>> Begin

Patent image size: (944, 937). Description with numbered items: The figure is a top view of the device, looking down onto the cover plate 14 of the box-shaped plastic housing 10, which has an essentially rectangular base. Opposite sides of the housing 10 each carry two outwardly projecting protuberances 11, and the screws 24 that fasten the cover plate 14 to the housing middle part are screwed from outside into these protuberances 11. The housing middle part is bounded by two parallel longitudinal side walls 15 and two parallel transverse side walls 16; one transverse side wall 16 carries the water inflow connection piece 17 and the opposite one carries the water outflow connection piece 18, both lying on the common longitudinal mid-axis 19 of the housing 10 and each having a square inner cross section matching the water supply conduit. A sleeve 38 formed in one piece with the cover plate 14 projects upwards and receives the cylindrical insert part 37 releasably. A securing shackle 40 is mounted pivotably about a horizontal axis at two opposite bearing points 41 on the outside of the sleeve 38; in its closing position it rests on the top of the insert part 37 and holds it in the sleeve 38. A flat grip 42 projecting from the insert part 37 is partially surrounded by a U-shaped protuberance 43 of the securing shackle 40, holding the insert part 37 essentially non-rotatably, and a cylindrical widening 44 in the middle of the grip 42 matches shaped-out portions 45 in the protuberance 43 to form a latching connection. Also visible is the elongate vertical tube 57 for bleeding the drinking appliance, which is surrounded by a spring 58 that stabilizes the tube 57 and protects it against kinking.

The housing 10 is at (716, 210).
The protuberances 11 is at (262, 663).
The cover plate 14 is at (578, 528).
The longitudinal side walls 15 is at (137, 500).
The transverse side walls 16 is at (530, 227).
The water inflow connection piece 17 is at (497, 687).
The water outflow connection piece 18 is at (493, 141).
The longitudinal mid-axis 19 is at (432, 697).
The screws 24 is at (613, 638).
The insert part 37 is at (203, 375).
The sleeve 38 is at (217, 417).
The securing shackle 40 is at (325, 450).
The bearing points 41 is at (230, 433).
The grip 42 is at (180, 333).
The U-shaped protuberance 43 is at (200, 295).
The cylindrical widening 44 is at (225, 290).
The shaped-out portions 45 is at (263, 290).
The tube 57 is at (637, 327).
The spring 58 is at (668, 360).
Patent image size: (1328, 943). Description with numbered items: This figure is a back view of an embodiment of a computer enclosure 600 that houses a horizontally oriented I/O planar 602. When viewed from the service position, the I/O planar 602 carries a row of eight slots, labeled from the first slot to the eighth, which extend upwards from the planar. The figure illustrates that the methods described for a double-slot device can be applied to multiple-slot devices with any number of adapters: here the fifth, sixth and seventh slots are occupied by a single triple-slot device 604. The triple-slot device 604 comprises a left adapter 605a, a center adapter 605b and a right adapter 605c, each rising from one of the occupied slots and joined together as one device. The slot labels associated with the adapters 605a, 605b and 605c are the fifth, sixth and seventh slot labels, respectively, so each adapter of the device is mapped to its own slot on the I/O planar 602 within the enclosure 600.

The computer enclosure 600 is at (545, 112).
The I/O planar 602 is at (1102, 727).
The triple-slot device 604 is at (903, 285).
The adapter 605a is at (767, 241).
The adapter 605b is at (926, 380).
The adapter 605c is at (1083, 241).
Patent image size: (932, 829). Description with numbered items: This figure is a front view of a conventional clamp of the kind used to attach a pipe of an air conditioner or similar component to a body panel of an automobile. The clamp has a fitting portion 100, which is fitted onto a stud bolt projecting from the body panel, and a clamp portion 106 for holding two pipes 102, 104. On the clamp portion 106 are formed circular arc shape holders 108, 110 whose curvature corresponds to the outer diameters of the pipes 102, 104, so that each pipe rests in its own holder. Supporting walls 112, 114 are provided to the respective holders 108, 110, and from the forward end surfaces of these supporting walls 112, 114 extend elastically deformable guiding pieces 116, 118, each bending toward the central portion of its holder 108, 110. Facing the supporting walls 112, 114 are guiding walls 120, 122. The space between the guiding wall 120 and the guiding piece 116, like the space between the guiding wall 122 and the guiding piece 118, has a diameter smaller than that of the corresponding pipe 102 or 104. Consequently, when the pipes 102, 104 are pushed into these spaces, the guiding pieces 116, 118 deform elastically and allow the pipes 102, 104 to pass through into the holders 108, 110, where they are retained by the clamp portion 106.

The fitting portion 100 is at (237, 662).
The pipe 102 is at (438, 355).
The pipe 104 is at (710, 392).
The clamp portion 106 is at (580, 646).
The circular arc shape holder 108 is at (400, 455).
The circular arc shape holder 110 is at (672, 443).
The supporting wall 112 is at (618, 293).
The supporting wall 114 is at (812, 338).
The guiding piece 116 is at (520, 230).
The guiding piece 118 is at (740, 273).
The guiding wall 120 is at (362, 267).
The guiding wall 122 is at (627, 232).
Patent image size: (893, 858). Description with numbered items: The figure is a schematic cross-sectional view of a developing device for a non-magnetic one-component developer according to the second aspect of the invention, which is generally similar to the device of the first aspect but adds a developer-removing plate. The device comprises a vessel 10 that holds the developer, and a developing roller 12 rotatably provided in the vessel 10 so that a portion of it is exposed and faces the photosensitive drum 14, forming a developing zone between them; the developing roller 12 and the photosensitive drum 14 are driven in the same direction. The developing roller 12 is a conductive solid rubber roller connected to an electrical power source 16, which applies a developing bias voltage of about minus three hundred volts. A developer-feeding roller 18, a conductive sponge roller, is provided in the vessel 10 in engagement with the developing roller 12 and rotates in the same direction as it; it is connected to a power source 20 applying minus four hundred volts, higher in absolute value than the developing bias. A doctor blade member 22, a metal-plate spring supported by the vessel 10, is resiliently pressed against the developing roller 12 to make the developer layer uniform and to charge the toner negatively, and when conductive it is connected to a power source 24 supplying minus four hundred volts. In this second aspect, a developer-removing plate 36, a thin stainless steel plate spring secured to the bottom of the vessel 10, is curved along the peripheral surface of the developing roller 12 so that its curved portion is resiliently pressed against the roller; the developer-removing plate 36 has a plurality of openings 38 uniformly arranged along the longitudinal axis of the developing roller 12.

>> End

REQUIRED WORK: Reproduce the items verbatim, from the line containing "Patent image size: (1328, 943)." through the line containing "The triple-slot device 604 is at (903, 285).", including both of those lines.

SOLUTION:
Patent image size: (1328, 943). Description with numbered items: This figure is a back view of an embodiment of a computer enclosure 600 that houses a horizontally oriented I/O planar 602. When viewed from the service position, the I/O planar 602 carries a row of eight slots, labeled from the first slot to the eighth, which extend upwards from the planar. The figure illustrates that the methods described for a double-slot device can be applied to multiple-slot devices with any number of adapters: here the fifth, sixth and seventh slots are occupied by a single triple-slot device 604. The triple-slot device 604 comprises a left adapter 605a, a center adapter 605b and a right adapter 605c, each rising from one of the occupied slots and joined together as one device. The slot labels associated with the adapters 605a, 605b and 605c are the fifth, sixth and seventh slot labels, respectively, so each adapter of the device is mapped to its own slot on the I/O planar 602 within the enclosure 600.

The computer enclosure 600 is at (545, 112).
The I/O planar 602 is at (1102, 727).
The triple-slot device 604 is at (903, 285).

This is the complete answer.